Problem details: Please pull out every line that includes the string "другие".

Supplied entries:
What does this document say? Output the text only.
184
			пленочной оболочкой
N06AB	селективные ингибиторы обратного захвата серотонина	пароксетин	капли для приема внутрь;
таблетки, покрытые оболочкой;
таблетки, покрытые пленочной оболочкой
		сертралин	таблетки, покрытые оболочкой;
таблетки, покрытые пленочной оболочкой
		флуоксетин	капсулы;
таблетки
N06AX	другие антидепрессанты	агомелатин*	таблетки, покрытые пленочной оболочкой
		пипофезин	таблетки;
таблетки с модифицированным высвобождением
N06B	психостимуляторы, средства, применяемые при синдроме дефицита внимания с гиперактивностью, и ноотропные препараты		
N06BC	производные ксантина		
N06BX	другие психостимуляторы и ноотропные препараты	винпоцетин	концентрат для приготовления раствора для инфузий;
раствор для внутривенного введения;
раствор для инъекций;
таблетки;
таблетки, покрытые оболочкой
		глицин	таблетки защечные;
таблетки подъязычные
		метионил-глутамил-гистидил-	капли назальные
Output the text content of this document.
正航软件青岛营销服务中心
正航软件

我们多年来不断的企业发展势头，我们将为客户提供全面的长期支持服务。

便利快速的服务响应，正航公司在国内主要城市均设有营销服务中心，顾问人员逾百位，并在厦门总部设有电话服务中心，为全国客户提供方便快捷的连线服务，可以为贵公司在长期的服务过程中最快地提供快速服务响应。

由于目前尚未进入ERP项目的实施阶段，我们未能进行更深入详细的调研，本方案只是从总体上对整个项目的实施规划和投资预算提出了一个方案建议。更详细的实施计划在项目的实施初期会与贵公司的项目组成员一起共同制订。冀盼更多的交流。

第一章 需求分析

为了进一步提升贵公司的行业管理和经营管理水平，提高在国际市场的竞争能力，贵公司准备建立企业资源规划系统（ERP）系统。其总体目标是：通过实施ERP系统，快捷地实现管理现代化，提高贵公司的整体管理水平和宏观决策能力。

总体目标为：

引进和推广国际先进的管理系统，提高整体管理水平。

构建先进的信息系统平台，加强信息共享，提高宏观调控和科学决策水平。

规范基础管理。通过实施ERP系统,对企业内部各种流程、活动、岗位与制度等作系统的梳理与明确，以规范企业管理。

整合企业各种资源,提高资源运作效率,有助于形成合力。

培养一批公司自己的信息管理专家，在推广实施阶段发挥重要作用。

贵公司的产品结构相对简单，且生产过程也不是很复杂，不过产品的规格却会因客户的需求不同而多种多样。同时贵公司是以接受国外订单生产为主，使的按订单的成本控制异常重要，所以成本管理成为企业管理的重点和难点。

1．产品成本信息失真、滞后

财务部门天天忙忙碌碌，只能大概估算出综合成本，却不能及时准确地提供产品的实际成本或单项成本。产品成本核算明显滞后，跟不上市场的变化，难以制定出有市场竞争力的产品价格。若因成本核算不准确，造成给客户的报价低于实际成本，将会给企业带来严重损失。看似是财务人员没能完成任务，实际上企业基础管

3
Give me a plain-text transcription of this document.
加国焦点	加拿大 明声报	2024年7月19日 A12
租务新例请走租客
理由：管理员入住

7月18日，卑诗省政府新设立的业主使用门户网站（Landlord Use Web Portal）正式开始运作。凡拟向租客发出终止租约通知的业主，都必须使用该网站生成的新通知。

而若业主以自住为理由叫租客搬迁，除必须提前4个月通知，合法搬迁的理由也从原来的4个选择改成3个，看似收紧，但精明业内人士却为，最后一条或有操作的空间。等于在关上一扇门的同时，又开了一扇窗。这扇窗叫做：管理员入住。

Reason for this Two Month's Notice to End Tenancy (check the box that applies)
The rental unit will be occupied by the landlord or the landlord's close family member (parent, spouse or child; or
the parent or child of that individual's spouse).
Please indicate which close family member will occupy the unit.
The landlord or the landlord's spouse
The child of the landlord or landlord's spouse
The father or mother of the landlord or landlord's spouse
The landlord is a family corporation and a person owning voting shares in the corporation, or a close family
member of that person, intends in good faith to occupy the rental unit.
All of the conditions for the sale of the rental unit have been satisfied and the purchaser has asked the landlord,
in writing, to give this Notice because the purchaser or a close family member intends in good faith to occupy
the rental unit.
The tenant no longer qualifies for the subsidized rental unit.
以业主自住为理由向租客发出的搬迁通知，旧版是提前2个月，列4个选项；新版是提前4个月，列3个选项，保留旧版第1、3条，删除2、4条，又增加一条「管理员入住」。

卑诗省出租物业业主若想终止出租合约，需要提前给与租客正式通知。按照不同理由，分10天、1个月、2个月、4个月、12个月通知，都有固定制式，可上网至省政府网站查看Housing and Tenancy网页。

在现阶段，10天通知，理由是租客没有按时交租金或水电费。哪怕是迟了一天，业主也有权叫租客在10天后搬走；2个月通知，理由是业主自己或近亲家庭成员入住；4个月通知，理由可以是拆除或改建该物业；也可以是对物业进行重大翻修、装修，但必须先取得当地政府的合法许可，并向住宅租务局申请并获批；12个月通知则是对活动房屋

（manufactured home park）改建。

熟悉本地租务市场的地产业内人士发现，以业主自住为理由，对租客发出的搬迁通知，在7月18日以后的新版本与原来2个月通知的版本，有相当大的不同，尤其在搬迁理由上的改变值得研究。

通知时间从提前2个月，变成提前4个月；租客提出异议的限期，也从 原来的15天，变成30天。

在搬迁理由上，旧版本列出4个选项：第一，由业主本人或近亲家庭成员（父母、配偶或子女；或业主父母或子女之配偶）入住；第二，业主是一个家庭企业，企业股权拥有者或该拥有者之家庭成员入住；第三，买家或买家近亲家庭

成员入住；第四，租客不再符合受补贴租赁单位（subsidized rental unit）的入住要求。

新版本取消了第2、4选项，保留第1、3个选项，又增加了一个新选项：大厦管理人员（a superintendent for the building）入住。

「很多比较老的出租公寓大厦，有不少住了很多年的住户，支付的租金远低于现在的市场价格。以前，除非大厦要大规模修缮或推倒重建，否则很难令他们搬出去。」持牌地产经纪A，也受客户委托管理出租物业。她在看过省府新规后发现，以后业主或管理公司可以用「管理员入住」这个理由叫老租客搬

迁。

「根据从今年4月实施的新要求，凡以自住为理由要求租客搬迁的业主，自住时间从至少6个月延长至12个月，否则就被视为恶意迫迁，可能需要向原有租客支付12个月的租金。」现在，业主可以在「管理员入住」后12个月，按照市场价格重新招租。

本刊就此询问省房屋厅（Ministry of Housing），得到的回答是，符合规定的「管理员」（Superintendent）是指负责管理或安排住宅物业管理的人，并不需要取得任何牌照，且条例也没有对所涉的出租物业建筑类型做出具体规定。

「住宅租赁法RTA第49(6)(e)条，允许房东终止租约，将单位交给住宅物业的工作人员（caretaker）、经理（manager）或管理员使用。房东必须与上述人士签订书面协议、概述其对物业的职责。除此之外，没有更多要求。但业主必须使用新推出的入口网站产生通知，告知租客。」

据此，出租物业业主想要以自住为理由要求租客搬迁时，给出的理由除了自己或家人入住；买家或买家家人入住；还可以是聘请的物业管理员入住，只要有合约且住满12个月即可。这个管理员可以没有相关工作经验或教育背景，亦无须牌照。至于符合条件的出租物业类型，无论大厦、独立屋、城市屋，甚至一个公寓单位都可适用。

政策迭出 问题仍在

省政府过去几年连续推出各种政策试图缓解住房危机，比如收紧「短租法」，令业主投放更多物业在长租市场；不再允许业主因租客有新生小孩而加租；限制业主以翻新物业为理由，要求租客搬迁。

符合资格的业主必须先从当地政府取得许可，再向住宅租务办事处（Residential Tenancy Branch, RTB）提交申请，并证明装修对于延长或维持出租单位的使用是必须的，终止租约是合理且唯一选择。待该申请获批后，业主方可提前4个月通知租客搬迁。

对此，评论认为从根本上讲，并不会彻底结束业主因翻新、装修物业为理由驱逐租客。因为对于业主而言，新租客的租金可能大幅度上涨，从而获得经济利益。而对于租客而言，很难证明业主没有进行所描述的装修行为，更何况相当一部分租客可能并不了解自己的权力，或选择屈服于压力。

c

Correct response:
N06AX	другие антидепрессанты	агомелатин*	таблетки, покрытые пленочной оболочкой
N06BX	другие психостимуляторы и ноотропные препараты	винпоцетин	концентрат для приготовления раствора для инфузий;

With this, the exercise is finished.